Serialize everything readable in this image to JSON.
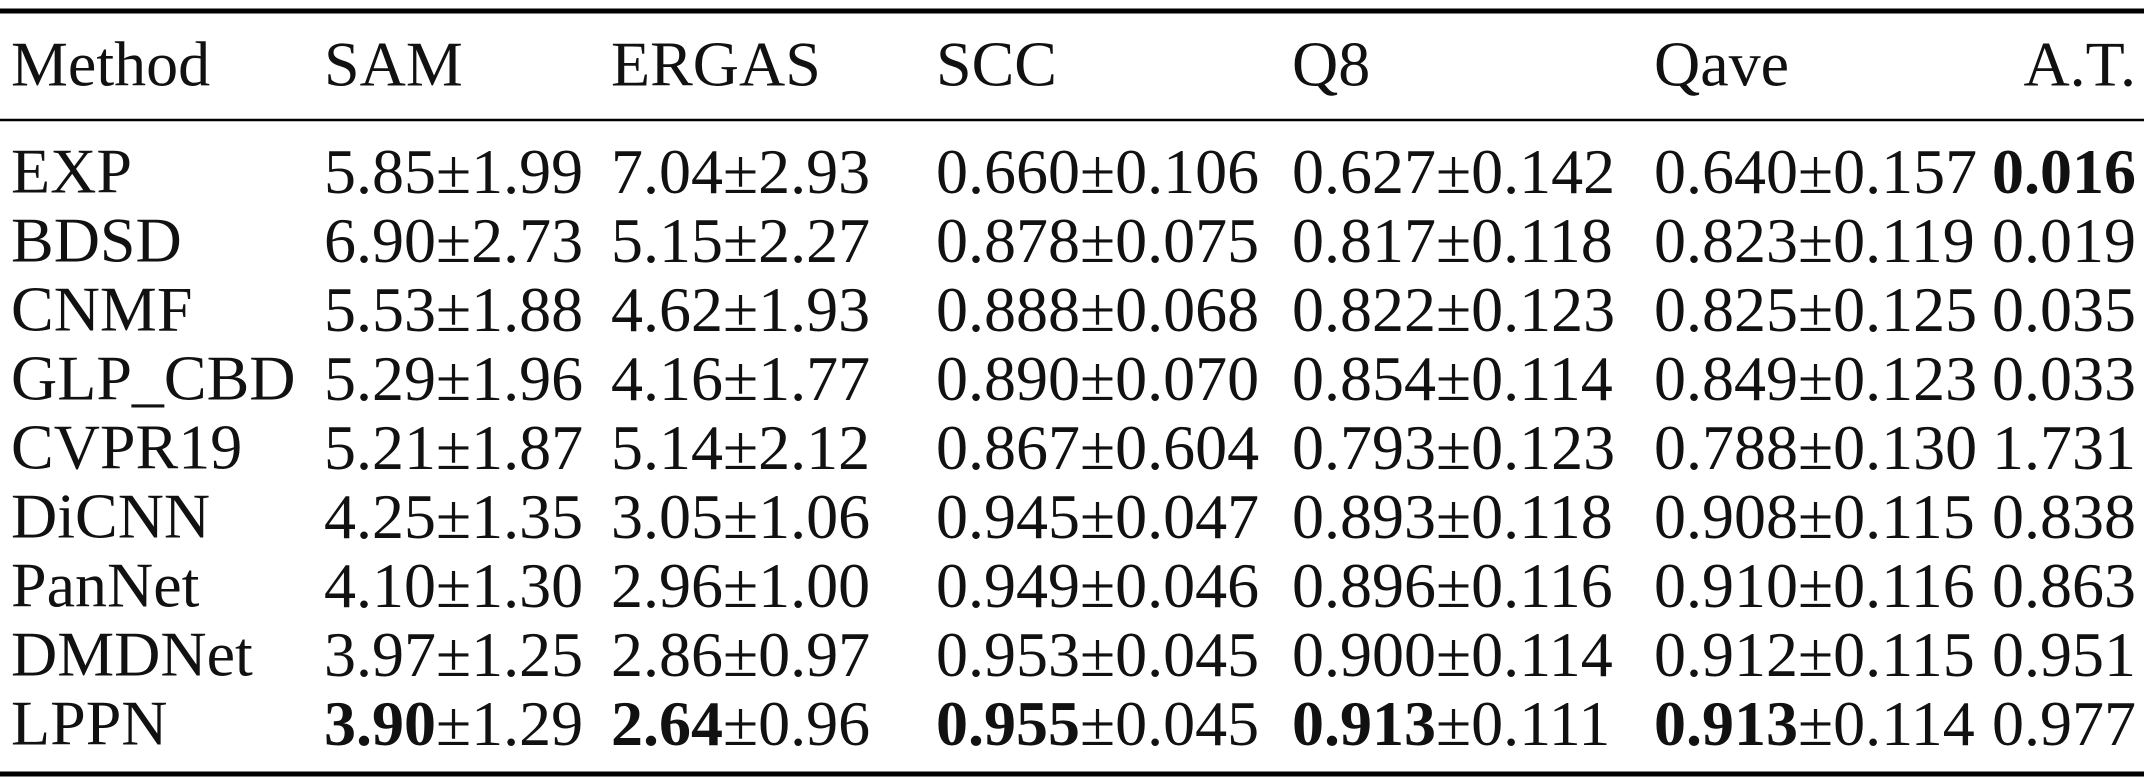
{
  "table": {
    "header": [
      "Method",
      "SAM",
      "ERGAS",
      "SCC",
      "Q8",
      "Qave",
      "A.T."
    ],
    "rows": [
      {
        "method": "EXP",
        "cells": [
          {
            "mean": "5.85",
            "std": "±1.99"
          },
          {
            "mean": "7.04",
            "std": "±2.93"
          },
          {
            "mean": "0.660",
            "std": "±0.106"
          },
          {
            "mean": "0.627",
            "std": "±0.142"
          },
          {
            "mean": "0.640",
            "std": "±0.157"
          },
          {
            "mean": "0.016",
            "bold": true
          }
        ]
      },
      {
        "method": "BDSD",
        "cells": [
          {
            "mean": "6.90",
            "std": "±2.73"
          },
          {
            "mean": "5.15",
            "std": "±2.27"
          },
          {
            "mean": "0.878",
            "std": "±0.075"
          },
          {
            "mean": "0.817",
            "std": "±0.118"
          },
          {
            "mean": "0.823",
            "std": "±0.119"
          },
          {
            "mean": "0.019"
          }
        ]
      },
      {
        "method": "CNMF",
        "cells": [
          {
            "mean": "5.53",
            "std": "±1.88"
          },
          {
            "mean": "4.62",
            "std": "±1.93"
          },
          {
            "mean": "0.888",
            "std": "±0.068"
          },
          {
            "mean": "0.822",
            "std": "±0.123"
          },
          {
            "mean": "0.825",
            "std": "±0.125"
          },
          {
            "mean": "0.035"
          }
        ]
      },
      {
        "method": "GLP_CBD",
        "cells": [
          {
            "mean": "5.29",
            "std": "±1.96"
          },
          {
            "mean": "4.16",
            "std": "±1.77"
          },
          {
            "mean": "0.890",
            "std": "±0.070"
          },
          {
            "mean": "0.854",
            "std": "±0.114"
          },
          {
            "mean": "0.849",
            "std": "±0.123"
          },
          {
            "mean": "0.033"
          }
        ]
      },
      {
        "method": "CVPR19",
        "cells": [
          {
            "mean": "5.21",
            "std": "±1.87"
          },
          {
            "mean": "5.14",
            "std": "±2.12"
          },
          {
            "mean": "0.867",
            "std": "±0.604"
          },
          {
            "mean": "0.793",
            "std": "±0.123"
          },
          {
            "mean": "0.788",
            "std": "±0.130"
          },
          {
            "mean": "1.731"
          }
        ]
      },
      {
        "method": "DiCNN",
        "cells": [
          {
            "mean": "4.25",
            "std": "±1.35"
          },
          {
            "mean": "3.05",
            "std": "±1.06"
          },
          {
            "mean": "0.945",
            "std": "±0.047"
          },
          {
            "mean": "0.893",
            "std": "±0.118"
          },
          {
            "mean": "0.908",
            "std": "±0.115"
          },
          {
            "mean": "0.838"
          }
        ]
      },
      {
        "method": "PanNet",
        "cells": [
          {
            "mean": "4.10",
            "std": "±1.30"
          },
          {
            "mean": "2.96",
            "std": "±1.00"
          },
          {
            "mean": "0.949",
            "std": "±0.046"
          },
          {
            "mean": "0.896",
            "std": "±0.116"
          },
          {
            "mean": "0.910",
            "std": "±0.116"
          },
          {
            "mean": "0.863"
          }
        ]
      },
      {
        "method": "DMDNet",
        "cells": [
          {
            "mean": "3.97",
            "std": "±1.25"
          },
          {
            "mean": "2.86",
            "std": "±0.97"
          },
          {
            "mean": "0.953",
            "std": "±0.045"
          },
          {
            "mean": "0.900",
            "std": "±0.114"
          },
          {
            "mean": "0.912",
            "std": "±0.115"
          },
          {
            "mean": "0.951"
          }
        ]
      },
      {
        "method": "LPPN",
        "cells": [
          {
            "mean": "3.90",
            "std": "±1.29",
            "bold": true
          },
          {
            "mean": "2.64",
            "std": "±0.96",
            "bold": true
          },
          {
            "mean": "0.955",
            "std": "±0.045",
            "bold": true
          },
          {
            "mean": "0.913",
            "std": "±0.111",
            "bold": true
          },
          {
            "mean": "0.913",
            "std": "±0.114",
            "bold": true
          },
          {
            "mean": "0.977"
          }
        ]
      }
    ]
  }
}
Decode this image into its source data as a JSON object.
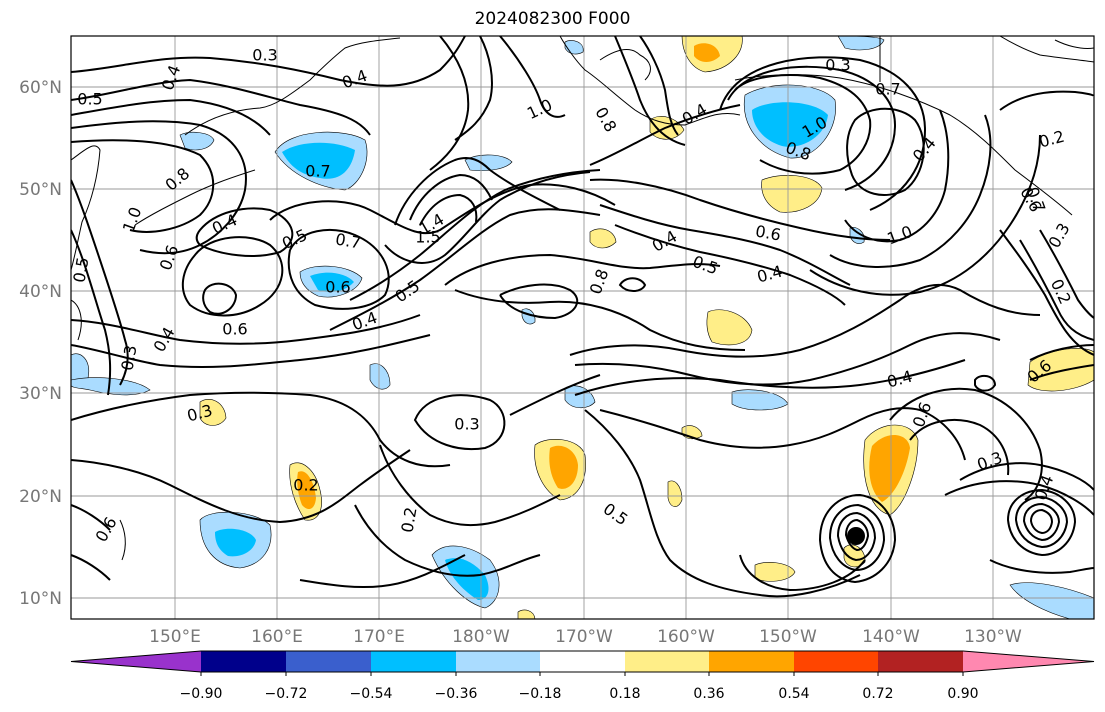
{
  "title": "2024082300 F000",
  "map": {
    "lat_labels": [
      "10°N",
      "20°N",
      "30°N",
      "40°N",
      "50°N",
      "60°N"
    ],
    "lon_labels": [
      "150°E",
      "160°E",
      "170°E",
      "180°W",
      "170°W",
      "160°W",
      "150°W",
      "140°W",
      "130°W"
    ],
    "contour_labels": [
      "0.3",
      "0.4",
      "0.5",
      "0.4",
      "0.8",
      "0.7",
      "1.0",
      "0.8",
      "0.4",
      "0.3",
      "0.7",
      "1.0",
      "0.8",
      "0.2",
      "0.4",
      "0.6",
      "1.0",
      "0.4",
      "0.5",
      "0.7",
      "1.4",
      "1.5",
      "0.6",
      "0.5",
      "0.4",
      "0.6",
      "0.4",
      "0.6",
      "0.4",
      "0.8",
      "0.5",
      "0.4",
      "0.6",
      "0.5",
      "0.4",
      "0.3",
      "0.3",
      "0.3",
      "0.2",
      "0.2",
      "0.5",
      "0.6",
      "0.3",
      "0.4",
      "0.3",
      "1.0",
      "0.2",
      "0.7",
      "0.6",
      "0.6"
    ]
  },
  "colorbar": {
    "ticks": [
      "−0.90",
      "−0.72",
      "−0.54",
      "−0.36",
      "−0.18",
      "0.18",
      "0.36",
      "0.54",
      "0.72",
      "0.90"
    ],
    "colors": [
      "#9932cc",
      "#00008b",
      "#3a5fcd",
      "#00bfff",
      "#aadcff",
      "#ffffff",
      "#ffee88",
      "#ffa500",
      "#ff4500",
      "#b22222",
      "#ff88b0"
    ]
  }
}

__PROBLEM DETAILS__. Print the records above exactly as they stand, but leave out the pictures.

__RESULT OF THE EXERCISE__.
Serialize everything readable in this image to JSON.
{
  "table": {
    "header": [
      "Method",
      "SAM",
      "ERGAS",
      "SCC",
      "Q8",
      "Qave",
      "A.T."
    ],
    "rows": [
      {
        "method": "EXP",
        "cells": [
          {
            "mean": "5.85",
            "std": "±1.99"
          },
          {
            "mean": "7.04",
            "std": "±2.93"
          },
          {
            "mean": "0.660",
            "std": "±0.106"
          },
          {
            "mean": "0.627",
            "std": "±0.142"
          },
          {
            "mean": "0.640",
            "std": "±0.157"
          },
          {
            "mean": "0.016",
            "bold": true
          }
        ]
      },
      {
        "method": "BDSD",
        "cells": [
          {
            "mean": "6.90",
            "std": "±2.73"
          },
          {
            "mean": "5.15",
            "std": "±2.27"
          },
          {
            "mean": "0.878",
            "std": "±0.075"
          },
          {
            "mean": "0.817",
            "std": "±0.118"
          },
          {
            "mean": "0.823",
            "std": "±0.119"
          },
          {
            "mean": "0.019"
          }
        ]
      },
      {
        "method": "CNMF",
        "cells": [
          {
            "mean": "5.53",
            "std": "±1.88"
          },
          {
            "mean": "4.62",
            "std": "±1.93"
          },
          {
            "mean": "0.888",
            "std": "±0.068"
          },
          {
            "mean": "0.822",
            "std": "±0.123"
          },
          {
            "mean": "0.825",
            "std": "±0.125"
          },
          {
            "mean": "0.035"
          }
        ]
      },
      {
        "method": "GLP_CBD",
        "cells": [
          {
            "mean": "5.29",
            "std": "±1.96"
          },
          {
            "mean": "4.16",
            "std": "±1.77"
          },
          {
            "mean": "0.890",
            "std": "±0.070"
          },
          {
            "mean": "0.854",
            "std": "±0.114"
          },
          {
            "mean": "0.849",
            "std": "±0.123"
          },
          {
            "mean": "0.033"
          }
        ]
      },
      {
        "method": "CVPR19",
        "cells": [
          {
            "mean": "5.21",
            "std": "±1.87"
          },
          {
            "mean": "5.14",
            "std": "±2.12"
          },
          {
            "mean": "0.867",
            "std": "±0.604"
          },
          {
            "mean": "0.793",
            "std": "±0.123"
          },
          {
            "mean": "0.788",
            "std": "±0.130"
          },
          {
            "mean": "1.731"
          }
        ]
      },
      {
        "method": "DiCNN",
        "cells": [
          {
            "mean": "4.25",
            "std": "±1.35"
          },
          {
            "mean": "3.05",
            "std": "±1.06"
          },
          {
            "mean": "0.945",
            "std": "±0.047"
          },
          {
            "mean": "0.893",
            "std": "±0.118"
          },
          {
            "mean": "0.908",
            "std": "±0.115"
          },
          {
            "mean": "0.838"
          }
        ]
      },
      {
        "method": "PanNet",
        "cells": [
          {
            "mean": "4.10",
            "std": "±1.30"
          },
          {
            "mean": "2.96",
            "std": "±1.00"
          },
          {
            "mean": "0.949",
            "std": "±0.046"
          },
          {
            "mean": "0.896",
            "std": "±0.116"
          },
          {
            "mean": "0.910",
            "std": "±0.116"
          },
          {
            "mean": "0.863"
          }
        ]
      },
      {
        "method": "DMDNet",
        "cells": [
          {
            "mean": "3.97",
            "std": "±1.25"
          },
          {
            "mean": "2.86",
            "std": "±0.97"
          },
          {
            "mean": "0.953",
            "std": "±0.045"
          },
          {
            "mean": "0.900",
            "std": "±0.114"
          },
          {
            "mean": "0.912",
            "std": "±0.115"
          },
          {
            "mean": "0.951"
          }
        ]
      },
      {
        "method": "LPPN",
        "cells": [
          {
            "mean": "3.90",
            "std": "±1.29",
            "bold": true
          },
          {
            "mean": "2.64",
            "std": "±0.96",
            "bold": true
          },
          {
            "mean": "0.955",
            "std": "±0.045",
            "bold": true
          },
          {
            "mean": "0.913",
            "std": "±0.111",
            "bold": true
          },
          {
            "mean": "0.913",
            "std": "±0.114",
            "bold": true
          },
          {
            "mean": "0.977"
          }
        ]
      }
    ]
  }
}
Decode this image into its source data as a JSON object.
{
  "title": "2024082300 F000",
  "map": {
    "lat_labels": [
      "10°N",
      "20°N",
      "30°N",
      "40°N",
      "50°N",
      "60°N"
    ],
    "lon_labels": [
      "150°E",
      "160°E",
      "170°E",
      "180°W",
      "170°W",
      "160°W",
      "150°W",
      "140°W",
      "130°W"
    ],
    "contour_labels": [
      "0.3",
      "0.4",
      "0.5",
      "0.4",
      "0.8",
      "0.7",
      "1.0",
      "0.8",
      "0.4",
      "0.3",
      "0.7",
      "1.0",
      "0.8",
      "0.2",
      "0.4",
      "0.6",
      "1.0",
      "0.4",
      "0.5",
      "0.7",
      "1.4",
      "1.5",
      "0.6",
      "0.5",
      "0.4",
      "0.6",
      "0.4",
      "0.6",
      "0.4",
      "0.8",
      "0.5",
      "0.4",
      "0.6",
      "0.5",
      "0.4",
      "0.3",
      "0.3",
      "0.3",
      "0.2",
      "0.2",
      "0.5",
      "0.6",
      "0.3",
      "0.4",
      "0.3",
      "1.0",
      "0.2",
      "0.7",
      "0.6",
      "0.6"
    ]
  },
  "colorbar": {
    "ticks": [
      "−0.90",
      "−0.72",
      "−0.54",
      "−0.36",
      "−0.18",
      "0.18",
      "0.36",
      "0.54",
      "0.72",
      "0.90"
    ],
    "colors": [
      "#9932cc",
      "#00008b",
      "#3a5fcd",
      "#00bfff",
      "#aadcff",
      "#ffffff",
      "#ffee88",
      "#ffa500",
      "#ff4500",
      "#b22222",
      "#ff88b0"
    ]
  }
}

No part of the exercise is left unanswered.